**Raw data:**
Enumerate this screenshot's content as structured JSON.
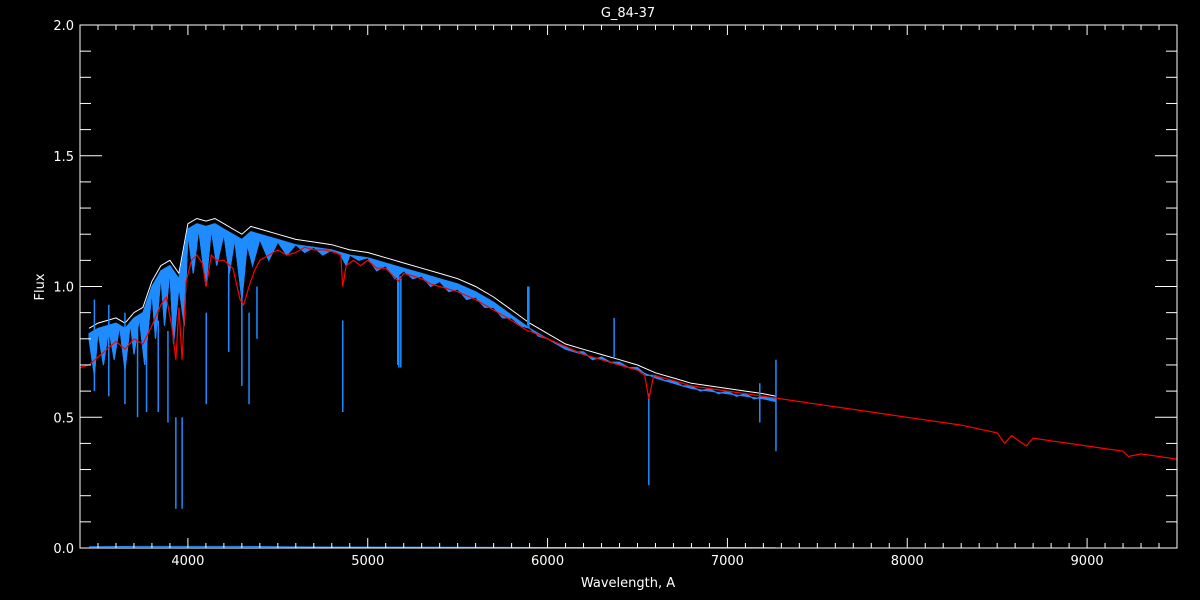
{
  "chart_data": {
    "type": "line",
    "title": "G_84-37",
    "xlabel": "Wavelength, A",
    "ylabel": "Flux",
    "xlim": [
      3400,
      9500
    ],
    "ylim": [
      0.0,
      2.0
    ],
    "x_major_ticks": [
      4000,
      5000,
      6000,
      7000,
      8000,
      9000
    ],
    "x_tick_labels": [
      "4000",
      "5000",
      "6000",
      "7000",
      "8000",
      "9000"
    ],
    "x_minor_step": 100,
    "y_major_ticks": [
      0.0,
      0.5,
      1.0,
      1.5,
      2.0
    ],
    "y_tick_labels": [
      "0.0",
      "0.5",
      "1.0",
      "1.5",
      "2.0"
    ],
    "y_minor_step": 0.1,
    "grid": false,
    "background": "#000000",
    "axis_color": "#ffffff",
    "series": [
      {
        "color": "#ffffff",
        "points": [
          [
            3450,
            0.84
          ],
          [
            3500,
            0.86
          ],
          [
            3550,
            0.87
          ],
          [
            3600,
            0.88
          ],
          [
            3650,
            0.86
          ],
          [
            3700,
            0.9
          ],
          [
            3750,
            0.92
          ],
          [
            3800,
            1.02
          ],
          [
            3850,
            1.08
          ],
          [
            3900,
            1.1
          ],
          [
            3950,
            1.05
          ],
          [
            4000,
            1.24
          ],
          [
            4050,
            1.26
          ],
          [
            4100,
            1.25
          ],
          [
            4150,
            1.26
          ],
          [
            4200,
            1.24
          ],
          [
            4250,
            1.22
          ],
          [
            4300,
            1.2
          ],
          [
            4350,
            1.23
          ],
          [
            4400,
            1.22
          ],
          [
            4500,
            1.2
          ],
          [
            4600,
            1.18
          ],
          [
            4700,
            1.17
          ],
          [
            4800,
            1.16
          ],
          [
            4850,
            1.15
          ],
          [
            4900,
            1.14
          ],
          [
            5000,
            1.13
          ],
          [
            5100,
            1.11
          ],
          [
            5200,
            1.09
          ],
          [
            5300,
            1.07
          ],
          [
            5400,
            1.05
          ],
          [
            5500,
            1.03
          ],
          [
            5600,
            1.0
          ],
          [
            5700,
            0.96
          ],
          [
            5800,
            0.91
          ],
          [
            5900,
            0.86
          ],
          [
            6000,
            0.82
          ],
          [
            6100,
            0.78
          ],
          [
            6200,
            0.76
          ],
          [
            6300,
            0.74
          ],
          [
            6400,
            0.72
          ],
          [
            6500,
            0.7
          ],
          [
            6600,
            0.67
          ],
          [
            6700,
            0.65
          ],
          [
            6800,
            0.63
          ],
          [
            6900,
            0.62
          ],
          [
            7000,
            0.61
          ],
          [
            7100,
            0.6
          ],
          [
            7200,
            0.59
          ],
          [
            7270,
            0.58
          ]
        ]
      },
      {
        "color": "#1e8cff",
        "points": [
          [
            3450,
            0.8
          ],
          [
            3480,
            0.66
          ],
          [
            3500,
            0.83
          ],
          [
            3530,
            0.7
          ],
          [
            3560,
            0.84
          ],
          [
            3590,
            0.72
          ],
          [
            3620,
            0.85
          ],
          [
            3650,
            0.68
          ],
          [
            3680,
            0.86
          ],
          [
            3700,
            0.74
          ],
          [
            3730,
            0.88
          ],
          [
            3760,
            0.7
          ],
          [
            3800,
            0.98
          ],
          [
            3820,
            0.8
          ],
          [
            3850,
            1.04
          ],
          [
            3870,
            0.85
          ],
          [
            3900,
            1.06
          ],
          [
            3920,
            0.78
          ],
          [
            3950,
            1.0
          ],
          [
            3980,
            0.85
          ],
          [
            4000,
            1.2
          ],
          [
            4030,
            1.05
          ],
          [
            4060,
            1.22
          ],
          [
            4100,
            1.0
          ],
          [
            4130,
            1.22
          ],
          [
            4160,
            1.08
          ],
          [
            4200,
            1.2
          ],
          [
            4230,
            1.05
          ],
          [
            4260,
            1.18
          ],
          [
            4300,
            0.95
          ],
          [
            4330,
            1.16
          ],
          [
            4360,
            1.08
          ],
          [
            4400,
            1.18
          ],
          [
            4450,
            1.1
          ],
          [
            4500,
            1.17
          ],
          [
            4550,
            1.12
          ],
          [
            4600,
            1.16
          ],
          [
            4650,
            1.13
          ],
          [
            4700,
            1.15
          ],
          [
            4750,
            1.12
          ],
          [
            4800,
            1.14
          ],
          [
            4850,
            1.12
          ],
          [
            4880,
            1.08
          ],
          [
            4900,
            1.12
          ],
          [
            4950,
            1.1
          ],
          [
            5000,
            1.11
          ],
          [
            5050,
            1.06
          ],
          [
            5100,
            1.08
          ],
          [
            5150,
            1.03
          ],
          [
            5200,
            1.06
          ],
          [
            5250,
            1.03
          ],
          [
            5300,
            1.04
          ],
          [
            5350,
            1.0
          ],
          [
            5400,
            1.02
          ],
          [
            5450,
            0.98
          ],
          [
            5500,
            0.99
          ],
          [
            5550,
            0.95
          ],
          [
            5600,
            0.96
          ],
          [
            5650,
            0.92
          ],
          [
            5700,
            0.92
          ],
          [
            5750,
            0.88
          ],
          [
            5800,
            0.88
          ],
          [
            5850,
            0.85
          ],
          [
            5900,
            0.84
          ],
          [
            5950,
            0.81
          ],
          [
            6000,
            0.8
          ],
          [
            6050,
            0.78
          ],
          [
            6100,
            0.77
          ],
          [
            6150,
            0.75
          ],
          [
            6200,
            0.75
          ],
          [
            6250,
            0.72
          ],
          [
            6300,
            0.73
          ],
          [
            6350,
            0.71
          ],
          [
            6400,
            0.71
          ],
          [
            6450,
            0.69
          ],
          [
            6500,
            0.69
          ],
          [
            6550,
            0.66
          ],
          [
            6600,
            0.66
          ],
          [
            6650,
            0.64
          ],
          [
            6700,
            0.64
          ],
          [
            6750,
            0.62
          ],
          [
            6800,
            0.62
          ],
          [
            6850,
            0.6
          ],
          [
            6900,
            0.61
          ],
          [
            6950,
            0.59
          ],
          [
            7000,
            0.6
          ],
          [
            7050,
            0.58
          ],
          [
            7100,
            0.59
          ],
          [
            7150,
            0.57
          ],
          [
            7200,
            0.58
          ],
          [
            7270,
            0.57
          ]
        ],
        "absorption_lines": [
          [
            3480,
            0.6
          ],
          [
            3560,
            0.58
          ],
          [
            3650,
            0.55
          ],
          [
            3720,
            0.5
          ],
          [
            3770,
            0.52
          ],
          [
            3835,
            0.52
          ],
          [
            3889,
            0.48
          ],
          [
            3933,
            0.15
          ],
          [
            3968,
            0.15
          ],
          [
            4102,
            0.55
          ],
          [
            4227,
            0.75
          ],
          [
            4300,
            0.62
          ],
          [
            4340,
            0.55
          ],
          [
            4384,
            0.8
          ],
          [
            4861,
            0.52
          ],
          [
            5167,
            0.7
          ],
          [
            5173,
            0.69
          ],
          [
            5184,
            0.69
          ],
          [
            5890,
            0.85
          ],
          [
            5896,
            0.84
          ],
          [
            6563,
            0.24
          ],
          [
            7270,
            0.37
          ]
        ],
        "emission_spikes": [
          [
            6370,
            0.88
          ],
          [
            7180,
            0.63
          ]
        ]
      },
      {
        "color": "#ff0000",
        "points": [
          [
            3400,
            0.69
          ],
          [
            3450,
            0.7
          ],
          [
            3500,
            0.73
          ],
          [
            3550,
            0.76
          ],
          [
            3600,
            0.79
          ],
          [
            3650,
            0.76
          ],
          [
            3700,
            0.8
          ],
          [
            3750,
            0.78
          ],
          [
            3800,
            0.85
          ],
          [
            3850,
            0.93
          ],
          [
            3880,
            0.96
          ],
          [
            3910,
            0.85
          ],
          [
            3933,
            0.72
          ],
          [
            3950,
            0.92
          ],
          [
            3968,
            0.72
          ],
          [
            3990,
            1.02
          ],
          [
            4020,
            1.1
          ],
          [
            4050,
            1.12
          ],
          [
            4080,
            1.09
          ],
          [
            4102,
            1.0
          ],
          [
            4130,
            1.12
          ],
          [
            4160,
            1.1
          ],
          [
            4200,
            1.1
          ],
          [
            4250,
            1.07
          ],
          [
            4290,
            0.95
          ],
          [
            4310,
            0.93
          ],
          [
            4340,
            1.0
          ],
          [
            4370,
            1.06
          ],
          [
            4400,
            1.1
          ],
          [
            4450,
            1.12
          ],
          [
            4500,
            1.14
          ],
          [
            4550,
            1.12
          ],
          [
            4600,
            1.13
          ],
          [
            4650,
            1.15
          ],
          [
            4700,
            1.14
          ],
          [
            4760,
            1.14
          ],
          [
            4820,
            1.13
          ],
          [
            4850,
            1.12
          ],
          [
            4861,
            1.0
          ],
          [
            4880,
            1.08
          ],
          [
            4920,
            1.1
          ],
          [
            4960,
            1.08
          ],
          [
            5000,
            1.1
          ],
          [
            5050,
            1.07
          ],
          [
            5100,
            1.07
          ],
          [
            5170,
            1.02
          ],
          [
            5200,
            1.05
          ],
          [
            5250,
            1.04
          ],
          [
            5300,
            1.03
          ],
          [
            5350,
            1.01
          ],
          [
            5400,
            1.0
          ],
          [
            5450,
            0.99
          ],
          [
            5500,
            0.98
          ],
          [
            5600,
            0.95
          ],
          [
            5700,
            0.91
          ],
          [
            5800,
            0.87
          ],
          [
            5890,
            0.83
          ],
          [
            5900,
            0.83
          ],
          [
            6000,
            0.8
          ],
          [
            6100,
            0.77
          ],
          [
            6200,
            0.74
          ],
          [
            6300,
            0.72
          ],
          [
            6400,
            0.7
          ],
          [
            6500,
            0.68
          ],
          [
            6540,
            0.66
          ],
          [
            6563,
            0.57
          ],
          [
            6590,
            0.66
          ],
          [
            6700,
            0.64
          ],
          [
            6800,
            0.62
          ],
          [
            6900,
            0.61
          ],
          [
            7000,
            0.6
          ],
          [
            7100,
            0.59
          ],
          [
            7200,
            0.58
          ],
          [
            7300,
            0.57
          ],
          [
            7500,
            0.55
          ],
          [
            7700,
            0.53
          ],
          [
            8000,
            0.5
          ],
          [
            8300,
            0.47
          ],
          [
            8500,
            0.44
          ],
          [
            8542,
            0.4
          ],
          [
            8580,
            0.43
          ],
          [
            8662,
            0.39
          ],
          [
            8700,
            0.42
          ],
          [
            8800,
            0.41
          ],
          [
            9000,
            0.39
          ],
          [
            9100,
            0.38
          ],
          [
            9200,
            0.37
          ],
          [
            9230,
            0.35
          ],
          [
            9300,
            0.36
          ],
          [
            9500,
            0.34
          ]
        ]
      },
      {
        "color": "#1e8cff",
        "points": [
          [
            3450,
            0.005
          ],
          [
            3700,
            0.006
          ],
          [
            4000,
            0.006
          ],
          [
            4300,
            0.006
          ],
          [
            4700,
            0.004
          ],
          [
            5500,
            0.003
          ],
          [
            6000,
            0.002
          ],
          [
            6500,
            0.002
          ],
          [
            7000,
            0.002
          ],
          [
            7270,
            0.001
          ]
        ]
      }
    ]
  }
}
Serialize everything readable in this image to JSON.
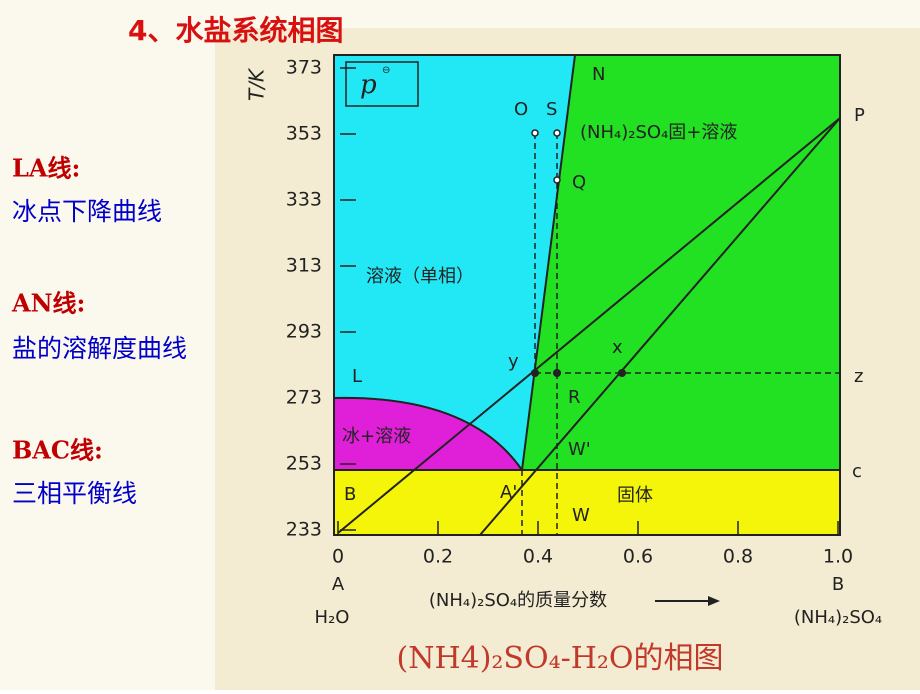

**What you will do:** Copy down every line of the material above that includes the string "JSON".

**Output:**
Enumerate this screenshot's content as structured JSON.
Serialize everything readable in this image to JSON.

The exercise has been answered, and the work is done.